**WHAT YOU HAVE TO DO**
Return each line containing "Libro".

Start of RECORD SET

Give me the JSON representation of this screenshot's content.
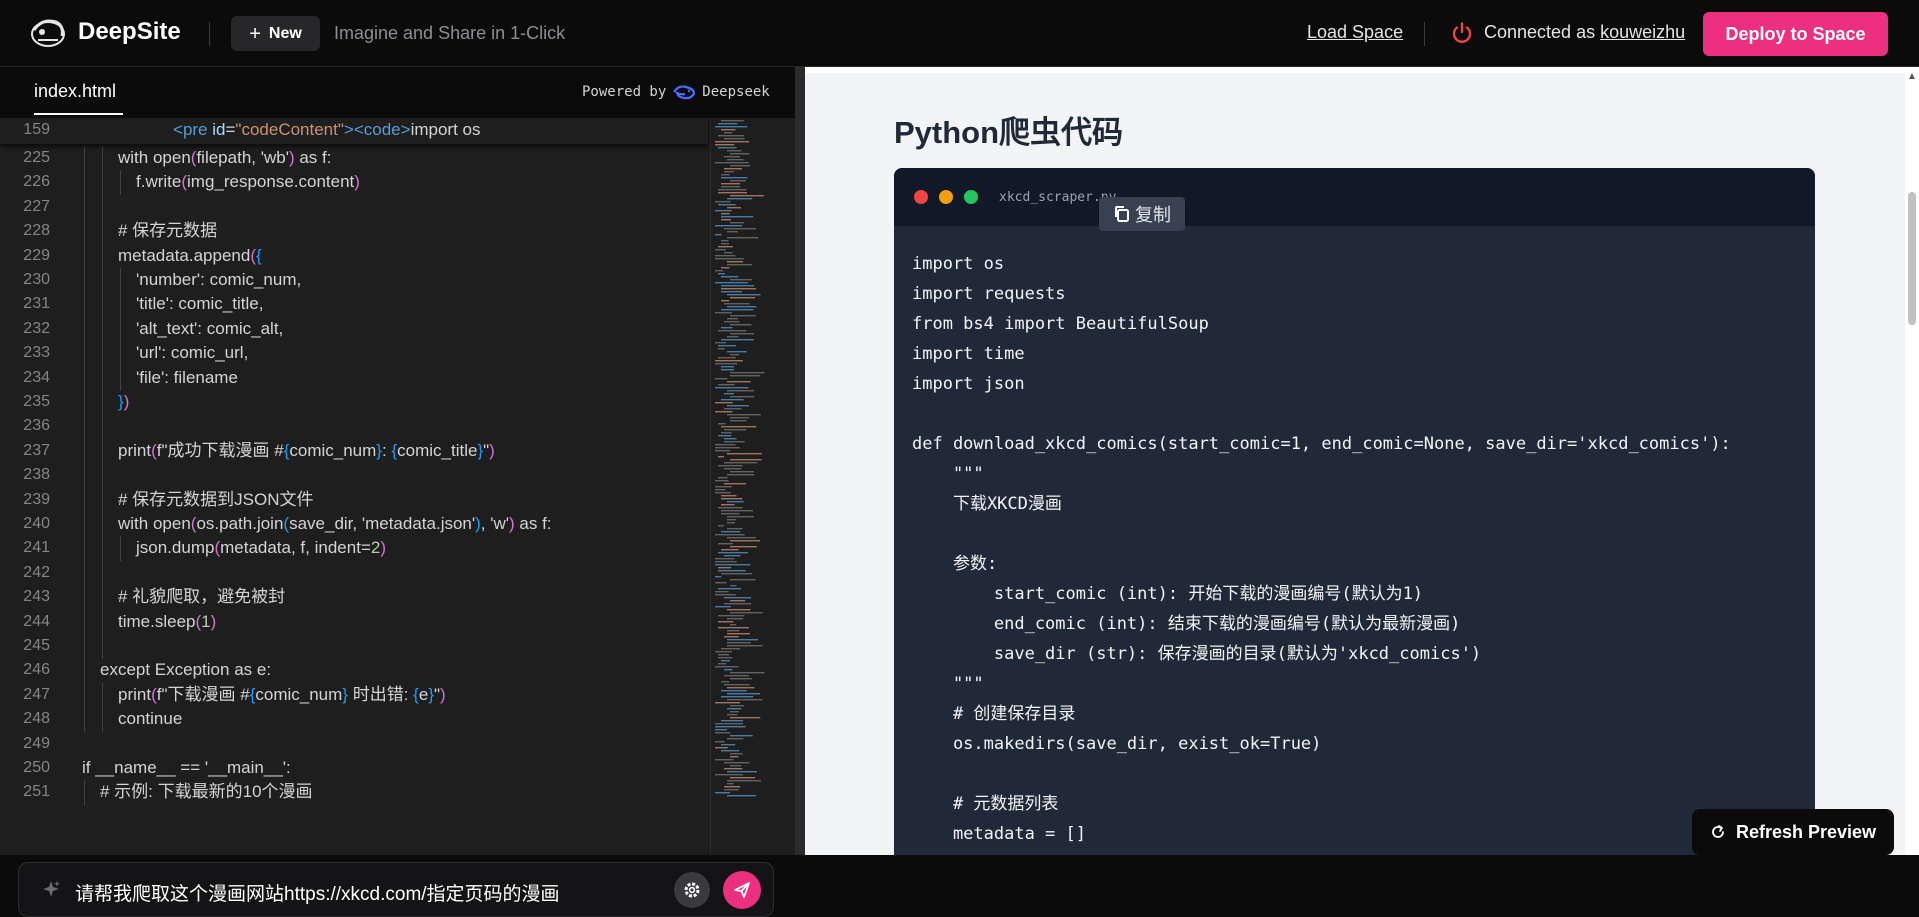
{
  "header": {
    "brand": "DeepSite",
    "new_label": "New",
    "tagline": "Imagine and Share in 1-Click",
    "load_space": "Load Space",
    "connected_prefix": "Connected as",
    "username": "kouweizhu",
    "deploy_label": "Deploy to Space"
  },
  "editor": {
    "tab_label": "index.html",
    "powered_by": "Powered by",
    "powered_brand": "Deepseek",
    "sticky_line": {
      "number": "159",
      "parts": [
        {
          "t": "<",
          "c": "k-tag"
        },
        {
          "t": "pre",
          "c": "k-tag"
        },
        {
          "t": " ",
          "c": ""
        },
        {
          "t": "id",
          "c": "k-attr"
        },
        {
          "t": "=",
          "c": ""
        },
        {
          "t": "\"codeContent\"",
          "c": "k-str"
        },
        {
          "t": "><",
          "c": "k-tag"
        },
        {
          "t": "code",
          "c": "k-tag"
        },
        {
          "t": ">",
          "c": "k-tag"
        },
        {
          "t": "import os",
          "c": ""
        }
      ]
    },
    "lines": [
      {
        "n": "225",
        "indent": 2,
        "parts": [
          {
            "t": "with open",
            "c": ""
          },
          {
            "t": "(",
            "c": "k-br2"
          },
          {
            "t": "filepath, 'wb'",
            "c": ""
          },
          {
            "t": ")",
            "c": "k-br2"
          },
          {
            "t": " as f:",
            "c": ""
          }
        ]
      },
      {
        "n": "226",
        "indent": 3,
        "parts": [
          {
            "t": "f.write",
            "c": ""
          },
          {
            "t": "(",
            "c": "k-br2"
          },
          {
            "t": "img_response.content",
            "c": ""
          },
          {
            "t": ")",
            "c": "k-br2"
          }
        ]
      },
      {
        "n": "227",
        "indent": 0,
        "parts": []
      },
      {
        "n": "228",
        "indent": 2,
        "parts": [
          {
            "t": "# 保存元数据",
            "c": ""
          }
        ]
      },
      {
        "n": "229",
        "indent": 2,
        "parts": [
          {
            "t": "metadata.append",
            "c": ""
          },
          {
            "t": "(",
            "c": "k-br2"
          },
          {
            "t": "{",
            "c": "k-br3"
          }
        ]
      },
      {
        "n": "230",
        "indent": 3,
        "parts": [
          {
            "t": "'number': comic_num,",
            "c": ""
          }
        ]
      },
      {
        "n": "231",
        "indent": 3,
        "parts": [
          {
            "t": "'title': comic_title,",
            "c": ""
          }
        ]
      },
      {
        "n": "232",
        "indent": 3,
        "parts": [
          {
            "t": "'alt_text': comic_alt,",
            "c": ""
          }
        ]
      },
      {
        "n": "233",
        "indent": 3,
        "parts": [
          {
            "t": "'url': comic_url,",
            "c": ""
          }
        ]
      },
      {
        "n": "234",
        "indent": 3,
        "parts": [
          {
            "t": "'file': filename",
            "c": ""
          }
        ]
      },
      {
        "n": "235",
        "indent": 2,
        "parts": [
          {
            "t": "}",
            "c": "k-br3"
          },
          {
            "t": ")",
            "c": "k-br2"
          }
        ]
      },
      {
        "n": "236",
        "indent": 0,
        "parts": []
      },
      {
        "n": "237",
        "indent": 2,
        "parts": [
          {
            "t": "print",
            "c": ""
          },
          {
            "t": "(",
            "c": "k-br2"
          },
          {
            "t": "f\"成功下载漫画 #",
            "c": ""
          },
          {
            "t": "{",
            "c": "k-br3"
          },
          {
            "t": "comic_num",
            "c": ""
          },
          {
            "t": "}",
            "c": "k-br3"
          },
          {
            "t": ": ",
            "c": ""
          },
          {
            "t": "{",
            "c": "k-br3"
          },
          {
            "t": "comic_title",
            "c": ""
          },
          {
            "t": "}",
            "c": "k-br3"
          },
          {
            "t": "\"",
            "c": ""
          },
          {
            "t": ")",
            "c": "k-br2"
          }
        ]
      },
      {
        "n": "238",
        "indent": 0,
        "parts": []
      },
      {
        "n": "239",
        "indent": 2,
        "parts": [
          {
            "t": "# 保存元数据到JSON文件",
            "c": ""
          }
        ]
      },
      {
        "n": "240",
        "indent": 2,
        "parts": [
          {
            "t": "with open",
            "c": ""
          },
          {
            "t": "(",
            "c": "k-br2"
          },
          {
            "t": "os.path.join",
            "c": ""
          },
          {
            "t": "(",
            "c": "k-br3"
          },
          {
            "t": "save_dir, 'metadata.json'",
            "c": ""
          },
          {
            "t": ")",
            "c": "k-br3"
          },
          {
            "t": ", 'w'",
            "c": ""
          },
          {
            "t": ")",
            "c": "k-br2"
          },
          {
            "t": " as f:",
            "c": ""
          }
        ]
      },
      {
        "n": "241",
        "indent": 3,
        "parts": [
          {
            "t": "json.dump",
            "c": ""
          },
          {
            "t": "(",
            "c": "k-br2"
          },
          {
            "t": "metadata, f, indent=",
            "c": ""
          },
          {
            "t": "2",
            "c": "k-num"
          },
          {
            "t": ")",
            "c": "k-br2"
          }
        ]
      },
      {
        "n": "242",
        "indent": 0,
        "parts": []
      },
      {
        "n": "243",
        "indent": 2,
        "parts": [
          {
            "t": "# 礼貌爬取，避免被封",
            "c": ""
          }
        ]
      },
      {
        "n": "244",
        "indent": 2,
        "parts": [
          {
            "t": "time.sleep",
            "c": ""
          },
          {
            "t": "(",
            "c": "k-br2"
          },
          {
            "t": "1",
            "c": "k-num"
          },
          {
            "t": ")",
            "c": "k-br2"
          }
        ]
      },
      {
        "n": "245",
        "indent": 0,
        "parts": []
      },
      {
        "n": "246",
        "indent": 1,
        "parts": [
          {
            "t": "except Exception as e:",
            "c": ""
          }
        ]
      },
      {
        "n": "247",
        "indent": 2,
        "parts": [
          {
            "t": "print",
            "c": ""
          },
          {
            "t": "(",
            "c": "k-br2"
          },
          {
            "t": "f\"下载漫画 #",
            "c": ""
          },
          {
            "t": "{",
            "c": "k-br3"
          },
          {
            "t": "comic_num",
            "c": ""
          },
          {
            "t": "}",
            "c": "k-br3"
          },
          {
            "t": " 时出错: ",
            "c": ""
          },
          {
            "t": "{",
            "c": "k-br3"
          },
          {
            "t": "e",
            "c": ""
          },
          {
            "t": "}",
            "c": "k-br3"
          },
          {
            "t": "\"",
            "c": ""
          },
          {
            "t": ")",
            "c": "k-br2"
          }
        ]
      },
      {
        "n": "248",
        "indent": 2,
        "parts": [
          {
            "t": "continue",
            "c": ""
          }
        ]
      },
      {
        "n": "249",
        "indent": 0,
        "parts": []
      },
      {
        "n": "250",
        "indent": 0,
        "parts": [
          {
            "t": "if __name__ == '__main__':",
            "c": ""
          }
        ]
      },
      {
        "n": "251",
        "indent": 1,
        "parts": [
          {
            "t": "# 示例: 下载最新的10个漫画",
            "c": ""
          }
        ]
      }
    ]
  },
  "prompt": {
    "value": "请帮我爬取这个漫画网站https://xkcd.com/指定页码的漫画"
  },
  "preview": {
    "title": "Python爬虫代码",
    "filename": "xkcd_scraper.py",
    "copy_label": "复制",
    "code_lines": [
      "import os",
      "import requests",
      "from bs4 import BeautifulSoup",
      "import time",
      "import json",
      "",
      "def download_xkcd_comics(start_comic=1, end_comic=None, save_dir='xkcd_comics'):",
      "    \"\"\"",
      "    下载XKCD漫画",
      "",
      "    参数:",
      "        start_comic (int): 开始下载的漫画编号(默认为1)",
      "        end_comic (int): 结束下载的漫画编号(默认为最新漫画)",
      "        save_dir (str): 保存漫画的目录(默认为'xkcd_comics')",
      "    \"\"\"",
      "    # 创建保存目录",
      "    os.makedirs(save_dir, exist_ok=True)",
      "",
      "    # 元数据列表",
      "    metadata = []"
    ],
    "refresh_label": "Refresh Preview"
  },
  "colors": {
    "accent": "#ec2f7f",
    "editor_bg": "#1e1e1e",
    "header_bg": "#0b0b0c",
    "card_bg": "#1f2937",
    "dot_red": "#ef4444",
    "dot_yellow": "#f59e0b",
    "dot_green": "#22c55e"
  }
}
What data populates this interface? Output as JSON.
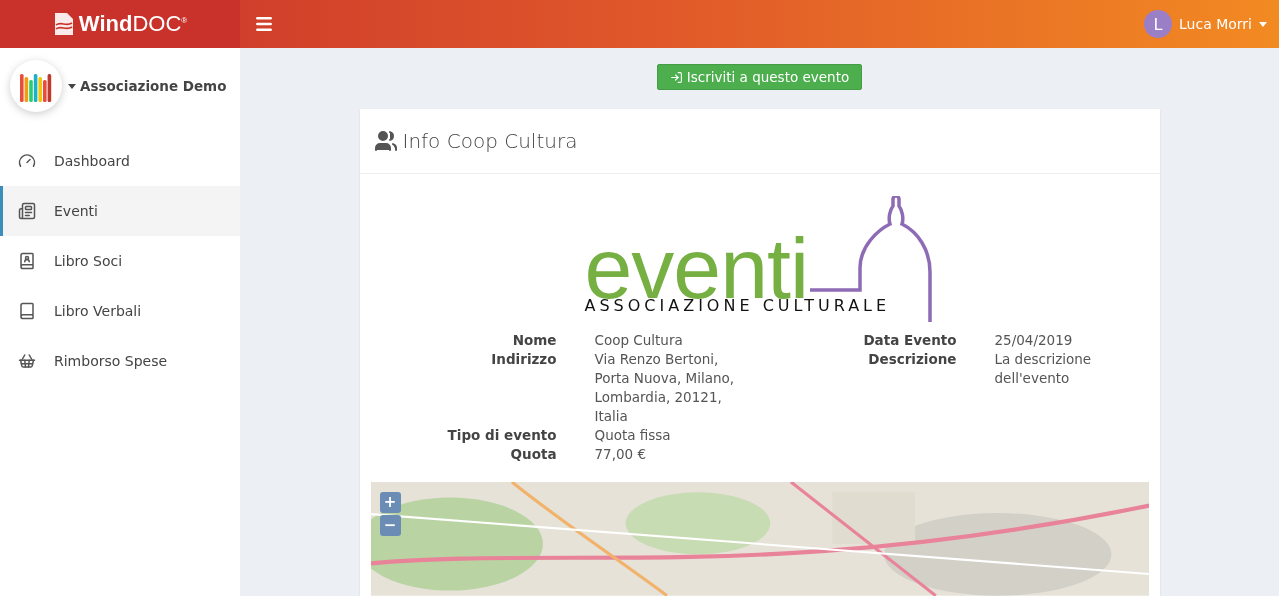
{
  "header": {
    "brand_bold": "Wind",
    "brand_light": "DOC",
    "brand_mark": "®",
    "user": {
      "initial": "L",
      "name": "Luca Morri"
    }
  },
  "sidebar": {
    "organization": "Associazione Demo",
    "items": [
      {
        "label": "Dashboard",
        "selected": false
      },
      {
        "label": "Eventi",
        "selected": true
      },
      {
        "label": "Libro Soci",
        "selected": false
      },
      {
        "label": "Libro Verbali",
        "selected": false
      },
      {
        "label": "Rimborso Spese",
        "selected": false
      }
    ]
  },
  "action_button": "Iscriviti a questo evento",
  "card": {
    "title": "Info Coop Cultura",
    "logo": {
      "word": "eventi",
      "tagline": "ASSOCIAZIONE CULTURALE"
    },
    "details_left": [
      {
        "label": "Nome",
        "value": "Coop Cultura"
      },
      {
        "label": "Indirizzo",
        "value": "Via Renzo Bertoni, Porta Nuova, Milano, Lombardia, 20121, Italia"
      },
      {
        "label": "Tipo di evento",
        "value": "Quota fissa"
      },
      {
        "label": "Quota",
        "value": "77,00 €"
      }
    ],
    "details_right": [
      {
        "label": "Data Evento",
        "value": "25/04/2019"
      },
      {
        "label": "Descrizione",
        "value": "La descrizione dell'evento"
      }
    ],
    "map": {
      "zoom_in": "+",
      "zoom_out": "−"
    }
  }
}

End of RECORD SET

**EXERCISE RESULT**
        "label": "Libro Soci",
        "label": "Libro Verbali",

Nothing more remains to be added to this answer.